**Aim of the task:** Write out the lines of the material as a JSON list of strings, one string per line and omitting blank lines, from the first line through the line containing "The pinion 3d is at (286, 198).", both included.
--- Start Information given ---
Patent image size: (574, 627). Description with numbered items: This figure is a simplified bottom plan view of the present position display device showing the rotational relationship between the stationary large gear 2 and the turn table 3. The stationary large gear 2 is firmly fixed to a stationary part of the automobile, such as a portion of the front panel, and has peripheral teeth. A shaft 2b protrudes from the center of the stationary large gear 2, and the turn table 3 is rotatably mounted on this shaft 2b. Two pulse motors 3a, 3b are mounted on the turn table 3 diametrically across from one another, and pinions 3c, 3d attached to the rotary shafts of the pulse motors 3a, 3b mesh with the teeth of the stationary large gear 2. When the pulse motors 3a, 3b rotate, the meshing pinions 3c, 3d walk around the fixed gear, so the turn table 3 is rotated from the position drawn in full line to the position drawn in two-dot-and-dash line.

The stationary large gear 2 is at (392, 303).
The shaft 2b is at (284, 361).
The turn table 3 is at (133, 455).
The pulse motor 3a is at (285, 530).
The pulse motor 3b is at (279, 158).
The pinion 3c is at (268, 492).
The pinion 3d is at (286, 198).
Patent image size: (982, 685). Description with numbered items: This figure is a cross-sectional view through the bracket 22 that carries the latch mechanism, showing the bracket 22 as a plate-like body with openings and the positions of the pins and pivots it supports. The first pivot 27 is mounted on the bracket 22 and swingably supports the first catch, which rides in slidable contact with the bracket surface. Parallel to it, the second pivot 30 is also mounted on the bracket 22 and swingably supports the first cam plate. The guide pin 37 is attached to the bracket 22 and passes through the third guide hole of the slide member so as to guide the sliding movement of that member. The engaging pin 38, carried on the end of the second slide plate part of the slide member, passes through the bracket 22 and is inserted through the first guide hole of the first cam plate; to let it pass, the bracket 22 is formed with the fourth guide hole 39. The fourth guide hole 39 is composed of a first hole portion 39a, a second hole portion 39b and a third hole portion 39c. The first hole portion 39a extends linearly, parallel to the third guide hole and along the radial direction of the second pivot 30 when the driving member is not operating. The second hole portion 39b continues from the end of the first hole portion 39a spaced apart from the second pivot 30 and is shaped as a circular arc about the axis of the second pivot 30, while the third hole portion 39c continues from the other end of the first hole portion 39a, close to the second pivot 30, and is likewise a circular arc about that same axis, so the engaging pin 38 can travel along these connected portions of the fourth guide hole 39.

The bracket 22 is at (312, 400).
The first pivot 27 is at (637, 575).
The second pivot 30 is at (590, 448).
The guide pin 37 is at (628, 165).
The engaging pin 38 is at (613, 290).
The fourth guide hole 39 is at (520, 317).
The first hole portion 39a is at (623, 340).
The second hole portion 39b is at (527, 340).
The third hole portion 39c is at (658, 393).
--- End Information given ---
**Solution:**
[
  "Patent image size: (574, 627). Description with numbered items: This figure is a simplified bottom plan view of the present position display device showing the rotational relationship between the stationary large gear 2 and the turn table 3. The stationary large gear 2 is firmly fixed to a stationary part of the automobile, such as a portion of the front panel, and has peripheral teeth. A shaft 2b protrudes from the center of the stationary large gear 2, and the turn table 3 is rotatably mounted on this shaft 2b. Two pulse motors 3a, 3b are mounted on the turn table 3 diametrically across from one another, and pinions 3c, 3d attached to the rotary shafts of the pulse motors 3a, 3b mesh with the teeth of the stationary large gear 2. When the pulse motors 3a, 3b rotate, the meshing pinions 3c, 3d walk around the fixed gear, so the turn table 3 is rotated from the position drawn in full line to the position drawn in two-dot-and-dash line.",
  "The stationary large gear 2 is at (392, 303).",
  "The shaft 2b is at (284, 361).",
  "The turn table 3 is at (133, 455).",
  "The pulse motor 3a is at (285, 530).",
  "The pulse motor 3b is at (279, 158).",
  "The pinion 3c is at (268, 492).",
  "The pinion 3d is at (286, 198)."
]